Extracted records ::
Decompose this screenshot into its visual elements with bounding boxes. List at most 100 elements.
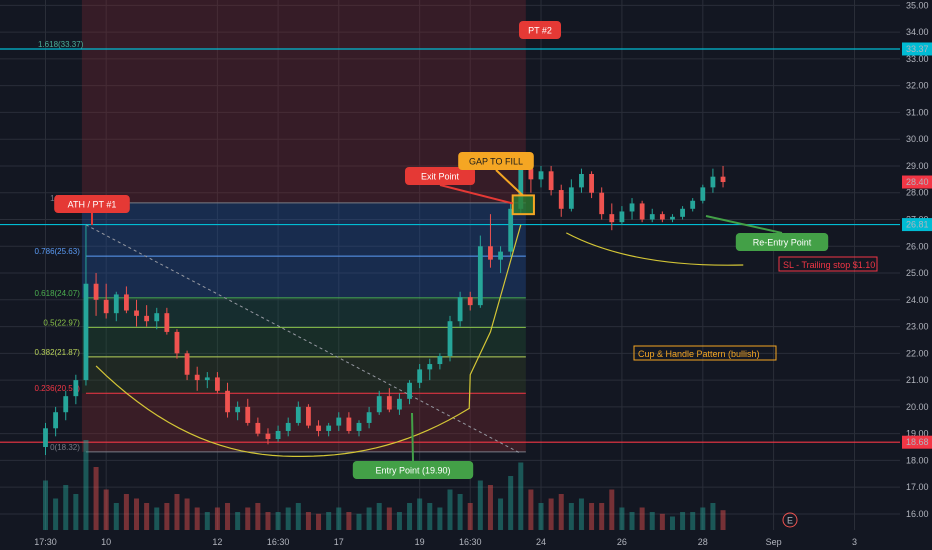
- candle[interactable]: [376, 390, 382, 415]
- price-tag-text: 33.37: [906, 44, 929, 54]
- candle[interactable]: [386, 388, 392, 413]
- candle[interactable]: [558, 184, 564, 217]
- volume-bar: [316, 513, 322, 530]
- candle[interactable]: [700, 184, 706, 204]
- volume-bar: [578, 498, 584, 530]
- fib-zone: [81, 327, 526, 357]
- candle[interactable]: [397, 393, 402, 415]
- candle[interactable]: [488, 214, 493, 268]
- price-tick-label: 25.00: [906, 268, 929, 278]
- reentry-callout[interactable]: Re-Entry Point: [705, 215, 829, 251]
- candle[interactable]: [629, 198, 635, 220]
- candle[interactable]: [346, 412, 352, 434]
- candle[interactable]: [265, 428, 271, 445]
- time-tick-label: 17: [334, 537, 344, 547]
- candle[interactable]: [245, 398, 251, 426]
- candle[interactable]: [295, 401, 301, 426]
- candle[interactable]: [255, 417, 261, 437]
- candle[interactable]: [134, 299, 139, 327]
- ath-callout-label: ATH / PT #1: [68, 200, 117, 210]
- exit-callout[interactable]: Exit Point: [405, 167, 513, 205]
- candle[interactable]: [680, 206, 685, 220]
- volume-bar: [386, 507, 392, 530]
- candle[interactable]: [589, 171, 594, 199]
- candle[interactable]: [144, 305, 150, 327]
- candle[interactable]: [113, 291, 119, 322]
- key-levels: [0, 48, 900, 443]
- fib-zones: [81, 0, 526, 452]
- time-tick-label: 12: [212, 537, 222, 547]
- candle[interactable]: [659, 211, 665, 223]
- candle[interactable]: [538, 165, 544, 188]
- candle-body: [386, 396, 392, 410]
- candle[interactable]: [639, 200, 645, 223]
- candle-body: [720, 176, 726, 183]
- candle[interactable]: [83, 224, 89, 386]
- candle[interactable]: [73, 374, 79, 405]
- candle[interactable]: [63, 390, 69, 421]
- candle[interactable]: [306, 404, 311, 429]
- volume-bar: [285, 507, 291, 530]
- candle[interactable]: [124, 286, 129, 314]
- entry-callout-box: [352, 461, 474, 479]
- candle[interactable]: [670, 214, 675, 223]
- candle[interactable]: [366, 406, 372, 429]
- candle[interactable]: [477, 235, 483, 308]
- price-tick-label: 17.00: [906, 482, 929, 492]
- candle[interactable]: [498, 246, 503, 274]
- candle[interactable]: [417, 364, 423, 389]
- candle[interactable]: [467, 291, 473, 311]
- candle[interactable]: [447, 315, 453, 362]
- candle[interactable]: [649, 208, 655, 223]
- candle[interactable]: [235, 401, 241, 421]
- candle[interactable]: [194, 366, 200, 391]
- candle[interactable]: [548, 165, 554, 196]
- earnings-marker[interactable]: E: [782, 512, 798, 528]
- candle[interactable]: [579, 168, 584, 193]
- candle[interactable]: [316, 420, 321, 437]
- price-tag-bg: [902, 175, 932, 189]
- candle[interactable]: [336, 412, 342, 431]
- price-tick-label: 35.00: [906, 0, 929, 10]
- price-tag: 18.68: [902, 435, 932, 449]
- pt2-callout-label: PT #2: [528, 26, 552, 36]
- candle[interactable]: [437, 353, 443, 370]
- candle[interactable]: [103, 283, 109, 319]
- price-tag: 26.81: [902, 218, 932, 232]
- candle[interactable]: [204, 372, 210, 389]
- candle[interactable]: [609, 203, 615, 231]
- candle[interactable]: [164, 307, 170, 335]
- candle[interactable]: [93, 273, 99, 316]
- entry-callout[interactable]: Entry Point (19.90): [352, 412, 474, 479]
- candle[interactable]: [184, 350, 190, 381]
- candle[interactable]: [508, 203, 514, 257]
- candle[interactable]: [154, 307, 160, 330]
- candle[interactable]: [174, 329, 180, 359]
- candle[interactable]: [285, 417, 291, 437]
- candle[interactable]: [427, 358, 433, 381]
- candle[interactable]: [720, 165, 726, 188]
- candle[interactable]: [619, 206, 625, 225]
- ath-callout[interactable]: ATH / PT #1: [54, 195, 130, 225]
- candle[interactable]: [407, 380, 412, 405]
- gap-callout[interactable]: GAP TO FILL: [458, 152, 534, 197]
- candle[interactable]: [215, 372, 220, 394]
- candle[interactable]: [53, 406, 59, 437]
- candle[interactable]: [599, 187, 605, 220]
- volume-bar: [669, 516, 675, 530]
- candle[interactable]: [710, 168, 716, 193]
- time-tick-label: 16:30: [459, 537, 482, 547]
- candle[interactable]: [457, 291, 463, 327]
- candle[interactable]: [275, 425, 281, 442]
- candle[interactable]: [225, 382, 230, 418]
- candle[interactable]: [326, 422, 332, 437]
- fib-label: 0.236(20.51): [35, 384, 81, 393]
- pt2-callout[interactable]: PT #2: [519, 21, 561, 39]
- candle[interactable]: [568, 179, 574, 212]
- price-tag: 33.37: [902, 42, 932, 56]
- candle[interactable]: [690, 198, 696, 212]
- candle[interactable]: [43, 422, 48, 456]
- candle[interactable]: [356, 420, 362, 437]
- gap-callout-label: GAP TO FILL: [469, 157, 523, 167]
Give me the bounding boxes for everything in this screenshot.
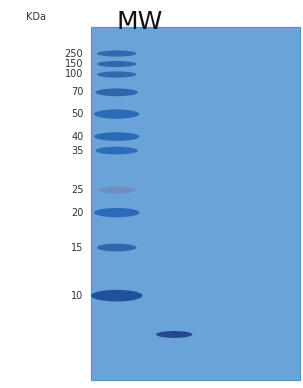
- Ellipse shape: [97, 71, 136, 78]
- Text: KDa: KDa: [26, 12, 46, 23]
- Text: 70: 70: [71, 87, 83, 97]
- Text: 100: 100: [65, 69, 83, 80]
- Text: 150: 150: [65, 59, 83, 69]
- Text: 10: 10: [71, 291, 83, 301]
- Text: 25: 25: [71, 185, 83, 195]
- Ellipse shape: [97, 244, 136, 251]
- Ellipse shape: [156, 331, 192, 338]
- Text: 35: 35: [71, 146, 83, 156]
- Text: 250: 250: [65, 48, 83, 59]
- Text: 15: 15: [71, 242, 83, 253]
- Text: 50: 50: [71, 109, 83, 119]
- Text: 20: 20: [71, 208, 83, 218]
- Ellipse shape: [94, 109, 139, 119]
- Text: MW: MW: [116, 10, 163, 34]
- Ellipse shape: [98, 187, 135, 194]
- Ellipse shape: [95, 88, 138, 96]
- Ellipse shape: [91, 290, 142, 301]
- Ellipse shape: [94, 132, 139, 141]
- Ellipse shape: [95, 147, 138, 154]
- Text: 40: 40: [71, 132, 83, 142]
- Ellipse shape: [97, 50, 136, 57]
- Ellipse shape: [97, 61, 136, 67]
- Bar: [91, 27, 300, 380]
- Ellipse shape: [94, 208, 139, 217]
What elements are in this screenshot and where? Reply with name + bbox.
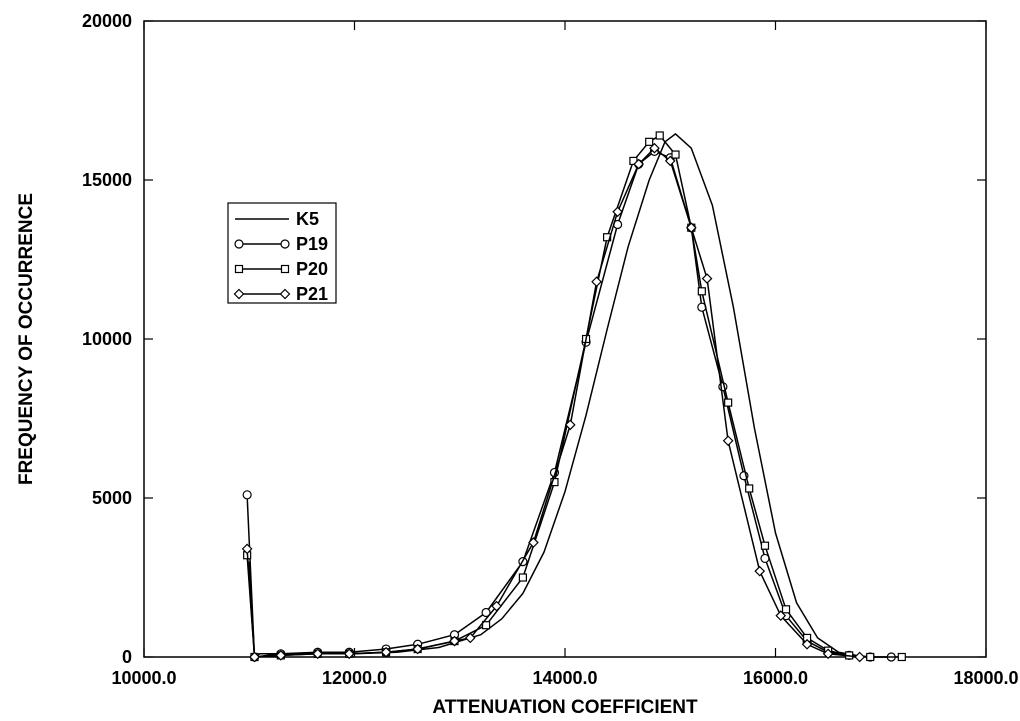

Short exercise ::
Please change every "screenshot" in the records above to "image", keeping everything else the same. Leave the pictures out of your answer.

Correct result ::
Decompose this image into its visual elements with bounding boxes. List at most 100 elements.
- candle[interactable]: [376, 390, 382, 415]
- price-tag-text: 33.37: [906, 44, 929, 54]
- candle[interactable]: [386, 388, 392, 413]
- candle[interactable]: [558, 184, 564, 217]
- volume-bar: [316, 513, 322, 530]
- candle[interactable]: [700, 184, 706, 204]
- volume-bar: [578, 498, 584, 530]
- fib-zone: [81, 327, 526, 357]
- candle[interactable]: [397, 393, 402, 415]
- candle[interactable]: [488, 214, 493, 268]
- price-tick-label: 25.00: [906, 268, 929, 278]
- reentry-callout[interactable]: Re-Entry Point: [705, 215, 829, 251]
- candle[interactable]: [629, 198, 635, 220]
- candle[interactable]: [346, 412, 352, 434]
- candle[interactable]: [265, 428, 271, 445]
- time-tick-label: 17: [334, 537, 344, 547]
- candle[interactable]: [245, 398, 251, 426]
- candle[interactable]: [295, 401, 301, 426]
- candle[interactable]: [255, 417, 261, 437]
- candle[interactable]: [134, 299, 139, 327]
- ath-callout-label: ATH / PT #1: [68, 200, 117, 210]
- exit-callout[interactable]: Exit Point: [405, 167, 513, 205]
- candle[interactable]: [680, 206, 685, 220]
- volume-bar: [386, 507, 392, 530]
- candle[interactable]: [589, 171, 594, 199]
- candle[interactable]: [144, 305, 150, 327]
- candle[interactable]: [113, 291, 119, 322]
- key-levels: [0, 48, 900, 443]
- fib-zones: [81, 0, 526, 452]
- time-tick-label: 12: [212, 537, 222, 547]
- candle[interactable]: [659, 211, 665, 223]
- candle[interactable]: [538, 165, 544, 188]
- candle-body: [386, 396, 392, 410]
- candle[interactable]: [639, 200, 645, 223]
- candle-body: [720, 176, 726, 183]
- candle[interactable]: [83, 224, 89, 386]
- candle[interactable]: [73, 374, 79, 405]
- candle[interactable]: [63, 390, 69, 421]
- candle[interactable]: [306, 404, 311, 429]
- volume-bar: [285, 507, 291, 530]
- candle[interactable]: [124, 286, 129, 314]
- entry-callout-box: [352, 461, 474, 479]
- candle[interactable]: [670, 214, 675, 223]
- candle[interactable]: [366, 406, 372, 429]
- candle[interactable]: [477, 235, 483, 308]
- price-tick-label: 17.00: [906, 482, 929, 492]
- candle[interactable]: [498, 246, 503, 274]
- candle[interactable]: [417, 364, 423, 389]
- candle[interactable]: [467, 291, 473, 311]
- candle[interactable]: [447, 315, 453, 362]
- candle[interactable]: [649, 208, 655, 223]
- candle[interactable]: [235, 401, 241, 421]
- candle[interactable]: [194, 366, 200, 391]
- candle[interactable]: [548, 165, 554, 196]
- earnings-marker[interactable]: E: [782, 512, 798, 528]
- candle[interactable]: [579, 168, 584, 193]
- candle[interactable]: [316, 420, 321, 437]
- price-tag-bg: [902, 175, 932, 189]
- candle[interactable]: [336, 412, 342, 431]
- price-tick-label: 35.00: [906, 0, 929, 10]
- price-tag: 18.68: [902, 435, 932, 449]
- pt2-callout-label: PT #2: [528, 26, 552, 36]
- candle[interactable]: [437, 353, 443, 370]
- candle[interactable]: [103, 283, 109, 319]
- price-tag: 26.81: [902, 218, 932, 232]
- candle[interactable]: [204, 372, 210, 389]
- candle[interactable]: [609, 203, 615, 231]
- candle[interactable]: [164, 307, 170, 335]
- candle[interactable]: [93, 273, 99, 316]
- entry-callout[interactable]: Entry Point (19.90): [352, 412, 474, 479]
- candle[interactable]: [184, 350, 190, 381]
- candle[interactable]: [508, 203, 514, 257]
- candle[interactable]: [154, 307, 160, 330]
- candle[interactable]: [174, 329, 180, 359]
- candle[interactable]: [285, 417, 291, 437]
- candle[interactable]: [427, 358, 433, 381]
- candle[interactable]: [720, 165, 726, 188]
- candle[interactable]: [619, 206, 625, 225]
- ath-callout[interactable]: ATH / PT #1: [54, 195, 130, 225]
- candle[interactable]: [407, 380, 412, 405]
- gap-callout[interactable]: GAP TO FILL: [458, 152, 534, 197]
- candle[interactable]: [215, 372, 220, 394]
- candle[interactable]: [53, 406, 59, 437]
- candle[interactable]: [599, 187, 605, 220]
- volume-bar: [669, 516, 675, 530]
- candle[interactable]: [710, 168, 716, 193]
- time-tick-label: 16:30: [459, 537, 482, 547]
- candle[interactable]: [457, 291, 463, 327]
- candle[interactable]: [275, 425, 281, 442]
- candle[interactable]: [225, 382, 230, 418]
- candle[interactable]: [326, 422, 332, 437]
- fib-label: 0.236(20.51): [35, 384, 81, 393]
- pt2-callout[interactable]: PT #2: [519, 21, 561, 39]
- candle[interactable]: [568, 179, 574, 212]
- price-tag: 33.37: [902, 42, 932, 56]
- candle[interactable]: [690, 198, 696, 212]
- candle[interactable]: [43, 422, 48, 456]
- candle[interactable]: [356, 420, 362, 437]
- gap-callout-label: GAP TO FILL: [469, 157, 523, 167]
Give me the bounding boxes for everything in this image.
- Ellipse shape: [97, 71, 136, 78]
- Text: KDa: KDa: [26, 12, 46, 23]
- Text: 70: 70: [71, 87, 83, 97]
- Text: 100: 100: [65, 69, 83, 80]
- Text: 150: 150: [65, 59, 83, 69]
- Text: 10: 10: [71, 291, 83, 301]
- Text: 25: 25: [71, 185, 83, 195]
- Ellipse shape: [97, 244, 136, 251]
- Ellipse shape: [156, 331, 192, 338]
- Text: 35: 35: [71, 146, 83, 156]
- Text: 250: 250: [65, 48, 83, 59]
- Text: 15: 15: [71, 242, 83, 253]
- Text: 50: 50: [71, 109, 83, 119]
- Text: 20: 20: [71, 208, 83, 218]
- Ellipse shape: [94, 109, 139, 119]
- Text: MW: MW: [116, 10, 163, 34]
- Ellipse shape: [98, 187, 135, 194]
- Ellipse shape: [95, 88, 138, 96]
- Ellipse shape: [91, 290, 142, 301]
- Ellipse shape: [94, 132, 139, 141]
- Ellipse shape: [95, 147, 138, 154]
- Text: 40: 40: [71, 132, 83, 142]
- Ellipse shape: [97, 50, 136, 57]
- Ellipse shape: [97, 61, 136, 67]
- Bar: [91, 27, 300, 380]
- Ellipse shape: [94, 208, 139, 217]
What elements are in this image and where? Reply with name + bbox.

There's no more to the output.